__PAGE TEXT__:
★ ★ ★ ★ ★

[lbo-talk] Worse photos to come?

Doug Henwood dhenwood at panix.com
Fri May 7 11:41:57 PDT 2004


Carl Remick wrote:


>Just saw Rumsfeld on the tube saying he had seen unreleased POW
>pictures that were "beyond belief," if I caught it correctly. He
>said that it would make things much worse if they become public.
>How bizarre. How can there be any doubt of the photos' release
>after a build-up like that, and what in literal hell can those
>photos be? This gets grimmer by the minute.

[Amazing headline, and interesting story.]

Financial Times - May 7, 2004

Bush runs out of options as chaos deepens By Guy Dinmore

Iraq's deepening crisis has left the Bush administration with few options, and although the US has entrusted the United Nations with the task of finding a way towards political stability and elections, officials and analysts close to the White House admit that hopes of success are receding fast.

Insiders describe a lack of direction and a prevailing sense of gloom and desperation in the administration. This gloom has only been intensified by the exposure of torture and sexual abuse of Iraqi prisoners.

Analysts point to an absence of clearcut strategy that has seen repeated personnel changes and policy reversals resulting from continuous battles between the State Department and the Pentagon. The White House national security advisers are blamed for not resolving the interagency battles.

This "dysfunctional" administration as described by Robert Kagan, a prominent foreign policy thinker, is mirrored by an increasingly public battle of recriminations among President George W. Bush's conservative supporters.

While Lakhdar Brahimi, the United Nations special envoy, may be able to put together a weak caretaker government with limited authority by the June 30 target date set for the handover of sovereignty, many in the administration fear violence will derail meaningful, UN-supervised elections set for January 2005.

"They [the administration] are flying blind," comments one former official just back from service in Baghdad. "They recognise it is a mess. There is no consistency in vision and when they do agree, there is no consistency in implementation.

"We are seeing a devolution of powers in an absence of clear strategy. Local commanders are making local decisions that have profound implications for the rest of the country."

Marina Ottaway, analyst with the Carnegie Endowment, says the Bush administration has run out of options and is already lowering expectations of what Mr Brahimi can achieve.

Anthony Cordesman, just back from Iraq for the Center for Strategic and International Studies, says political tension has escalated and security deteriorated to such an extent that the US no longer has a viable military solution to fighting insurgents.

★ ★ ★ ★ ★

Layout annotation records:
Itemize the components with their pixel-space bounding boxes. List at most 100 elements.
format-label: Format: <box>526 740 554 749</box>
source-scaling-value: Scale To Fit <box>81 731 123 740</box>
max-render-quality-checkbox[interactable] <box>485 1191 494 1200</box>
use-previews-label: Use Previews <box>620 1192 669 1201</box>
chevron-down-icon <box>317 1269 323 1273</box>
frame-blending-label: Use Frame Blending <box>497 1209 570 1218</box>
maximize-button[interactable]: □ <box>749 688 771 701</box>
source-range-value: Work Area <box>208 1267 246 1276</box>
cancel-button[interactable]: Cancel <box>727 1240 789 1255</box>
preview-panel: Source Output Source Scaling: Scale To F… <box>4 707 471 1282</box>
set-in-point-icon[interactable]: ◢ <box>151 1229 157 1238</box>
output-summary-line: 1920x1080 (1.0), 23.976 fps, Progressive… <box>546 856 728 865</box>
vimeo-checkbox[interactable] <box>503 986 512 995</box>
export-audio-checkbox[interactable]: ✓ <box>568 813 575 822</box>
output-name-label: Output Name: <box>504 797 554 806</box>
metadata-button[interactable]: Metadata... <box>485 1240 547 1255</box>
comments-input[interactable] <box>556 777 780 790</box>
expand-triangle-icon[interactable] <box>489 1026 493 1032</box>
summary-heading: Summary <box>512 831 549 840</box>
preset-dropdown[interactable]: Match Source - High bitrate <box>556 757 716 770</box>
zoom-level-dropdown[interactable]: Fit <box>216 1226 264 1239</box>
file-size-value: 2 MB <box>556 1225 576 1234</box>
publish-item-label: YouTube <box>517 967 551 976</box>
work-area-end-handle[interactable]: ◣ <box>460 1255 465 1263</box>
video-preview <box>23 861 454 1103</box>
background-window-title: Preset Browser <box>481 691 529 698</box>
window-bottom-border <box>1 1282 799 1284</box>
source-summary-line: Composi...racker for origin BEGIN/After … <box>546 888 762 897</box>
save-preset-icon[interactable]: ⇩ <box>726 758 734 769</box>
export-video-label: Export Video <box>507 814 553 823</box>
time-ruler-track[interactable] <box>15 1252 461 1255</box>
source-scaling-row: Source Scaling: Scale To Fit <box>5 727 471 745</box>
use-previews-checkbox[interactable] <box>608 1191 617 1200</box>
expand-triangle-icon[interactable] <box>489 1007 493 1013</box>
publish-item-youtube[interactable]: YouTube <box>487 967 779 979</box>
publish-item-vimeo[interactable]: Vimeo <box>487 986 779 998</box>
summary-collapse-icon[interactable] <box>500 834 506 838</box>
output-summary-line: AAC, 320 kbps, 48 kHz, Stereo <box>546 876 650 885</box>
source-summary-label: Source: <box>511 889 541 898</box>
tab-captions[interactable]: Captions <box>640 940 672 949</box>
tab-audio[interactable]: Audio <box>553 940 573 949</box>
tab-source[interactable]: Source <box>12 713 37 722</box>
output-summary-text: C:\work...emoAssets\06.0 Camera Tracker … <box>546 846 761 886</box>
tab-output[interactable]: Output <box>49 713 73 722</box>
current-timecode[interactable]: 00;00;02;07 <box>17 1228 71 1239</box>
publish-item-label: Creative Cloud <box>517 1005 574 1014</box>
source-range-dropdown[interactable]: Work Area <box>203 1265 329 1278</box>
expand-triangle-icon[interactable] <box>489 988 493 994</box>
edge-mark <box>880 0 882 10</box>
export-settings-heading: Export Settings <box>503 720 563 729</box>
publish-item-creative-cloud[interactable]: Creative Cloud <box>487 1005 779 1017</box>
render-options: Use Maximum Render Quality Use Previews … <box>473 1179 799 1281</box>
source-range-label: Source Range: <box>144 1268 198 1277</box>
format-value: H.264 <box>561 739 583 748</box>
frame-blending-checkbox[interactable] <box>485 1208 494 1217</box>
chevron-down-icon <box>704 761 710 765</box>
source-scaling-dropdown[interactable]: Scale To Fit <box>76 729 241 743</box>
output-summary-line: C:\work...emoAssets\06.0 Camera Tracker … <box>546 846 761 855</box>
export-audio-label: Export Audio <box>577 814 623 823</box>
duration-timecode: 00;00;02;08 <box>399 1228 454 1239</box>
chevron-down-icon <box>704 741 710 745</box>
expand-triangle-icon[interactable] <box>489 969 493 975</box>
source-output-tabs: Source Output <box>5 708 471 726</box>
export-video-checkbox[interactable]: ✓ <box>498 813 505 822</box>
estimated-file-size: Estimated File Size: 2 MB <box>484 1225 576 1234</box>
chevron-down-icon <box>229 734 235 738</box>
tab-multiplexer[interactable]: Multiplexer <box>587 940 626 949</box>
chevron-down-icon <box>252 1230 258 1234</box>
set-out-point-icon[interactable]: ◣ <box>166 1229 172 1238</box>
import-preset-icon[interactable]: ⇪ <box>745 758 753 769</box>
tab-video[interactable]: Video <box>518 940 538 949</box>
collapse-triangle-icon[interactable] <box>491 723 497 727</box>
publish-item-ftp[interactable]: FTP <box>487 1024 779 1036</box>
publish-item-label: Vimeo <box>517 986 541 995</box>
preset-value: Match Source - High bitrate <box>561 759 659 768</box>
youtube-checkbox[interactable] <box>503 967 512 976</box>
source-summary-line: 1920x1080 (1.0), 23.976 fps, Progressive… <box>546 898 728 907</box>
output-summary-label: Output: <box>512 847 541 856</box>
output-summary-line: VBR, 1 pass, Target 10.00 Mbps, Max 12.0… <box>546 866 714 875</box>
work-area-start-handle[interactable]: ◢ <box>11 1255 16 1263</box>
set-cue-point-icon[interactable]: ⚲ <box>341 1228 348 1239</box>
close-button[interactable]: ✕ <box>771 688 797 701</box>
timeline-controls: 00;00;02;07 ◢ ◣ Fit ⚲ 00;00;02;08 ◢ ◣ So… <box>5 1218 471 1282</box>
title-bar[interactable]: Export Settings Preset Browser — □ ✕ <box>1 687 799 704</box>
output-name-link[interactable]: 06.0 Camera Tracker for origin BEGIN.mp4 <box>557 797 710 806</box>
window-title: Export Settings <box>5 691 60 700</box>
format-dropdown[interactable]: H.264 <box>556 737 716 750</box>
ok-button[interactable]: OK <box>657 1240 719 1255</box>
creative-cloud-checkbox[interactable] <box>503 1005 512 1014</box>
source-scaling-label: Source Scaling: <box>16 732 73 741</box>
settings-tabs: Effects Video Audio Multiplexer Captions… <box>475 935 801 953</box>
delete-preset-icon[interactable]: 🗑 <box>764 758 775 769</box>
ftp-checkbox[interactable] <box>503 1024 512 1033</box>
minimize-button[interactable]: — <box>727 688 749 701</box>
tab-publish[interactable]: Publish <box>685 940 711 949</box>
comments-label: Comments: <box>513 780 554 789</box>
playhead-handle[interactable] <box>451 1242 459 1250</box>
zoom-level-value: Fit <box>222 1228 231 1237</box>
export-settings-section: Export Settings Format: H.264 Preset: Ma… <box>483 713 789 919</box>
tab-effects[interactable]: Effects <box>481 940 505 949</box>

★ ★ ★ ★ ★

__JOBS__:
1 – Answer these questions about the Iraq post:
(a) Whom does Carl Remick report seeing on the tube?
(b) What target date is set for the handover of sovereignty?
(c) Which organization is Marina Ottaway an analyst with?
2 – Please repeat word for word the part of the Iraq post that opens with the words containing "While Lakhdar Brahimi, the" and closes with "for January 2005.".

__TASK-BY-TASK RESULTS__:
1 –
(a) Rumsfeld
(b) June 30
(c) The Carnegie Endowment

2 –
While Lakhdar Brahimi, the United Nations special envoy, may be able to put together a weak caretaker government with limited authority by the June 30 target date set for the handover of sovereignty, many in the administration fear violence will derail meaningful, UN-supervised elections set for January 2005.